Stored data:

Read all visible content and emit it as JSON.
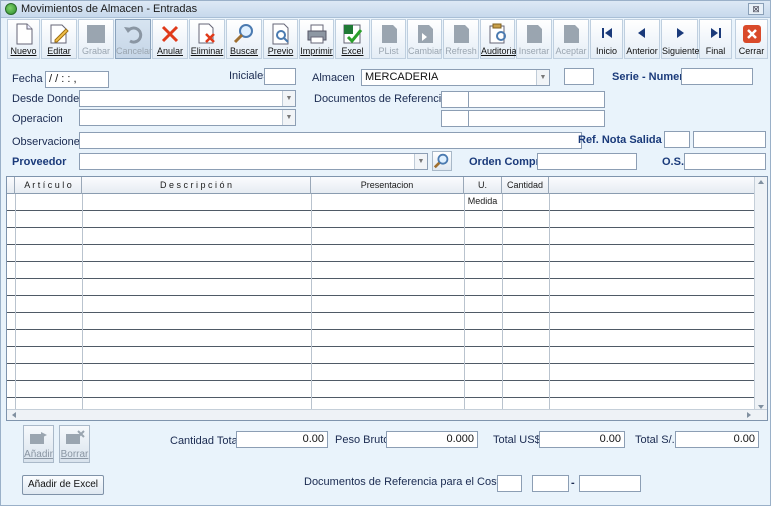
{
  "window": {
    "title": "Movimientos de Almacen - Entradas",
    "close_label": "⊠"
  },
  "toolbar": {
    "nuevo": "Nuevo",
    "editar": "Editar",
    "grabar": "Grabar",
    "cancelar": "Cancelar",
    "anular": "Anular",
    "eliminar": "Eliminar",
    "buscar": "Buscar",
    "previo": "Previo",
    "imprimir": "Imprimir",
    "excel": "Excel",
    "plist": "PList",
    "cambiar": "Cambiar",
    "refresh": "Refresh",
    "auditoria": "Auditoria",
    "insertar": "Insertar",
    "aceptar": "Aceptar",
    "inicio": "Inicio",
    "anterior": "Anterior",
    "siguiente": "Siguiente",
    "final": "Final",
    "cerrar": "Cerrar"
  },
  "form": {
    "fecha_label": "Fecha",
    "fecha_value": " / /    : : ,",
    "iniciales_label": "Iniciales",
    "almacen_label": "Almacen",
    "almacen_value": "MERCADERIA",
    "serie_label": "Serie - Numero",
    "desde_label": "Desde Donde",
    "docref_label": "Documentos de Referencia",
    "operacion_label": "Operacion",
    "observaciones_label": "Observaciones",
    "refnota_label": "Ref. Nota Salida",
    "proveedor_label": "Proveedor",
    "orden_label": "Orden Compra",
    "os_label": "O.S."
  },
  "grid": {
    "columns": [
      "A r t í c u l o",
      "D e s c r i p c i ó n",
      "Presentacion",
      "U. Medida",
      "Cantidad"
    ]
  },
  "footer": {
    "anadir": "Añadir",
    "borrar": "Borrar",
    "cantidad_total_label": "Cantidad Total",
    "cantidad_total_value": "0.00",
    "peso_bruto_label": "Peso Bruto",
    "peso_bruto_value": "0.000",
    "total_usd_label": "Total US$",
    "total_usd_value": "0.00",
    "total_s_label": "Total S/.",
    "total_s_value": "0.00",
    "docref_costeo_label": "Documentos de Referencia para el Costeo",
    "anadir_excel": "Añadir de Excel"
  },
  "colors": {
    "background": "#e9f3fb",
    "label_blue": "#1a3a7a",
    "close_red": "#d94a2a"
  }
}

- _Short task_
State the number of lines holding the word "Referencia" in the listing. Add nothing else.

- _Complete output_
2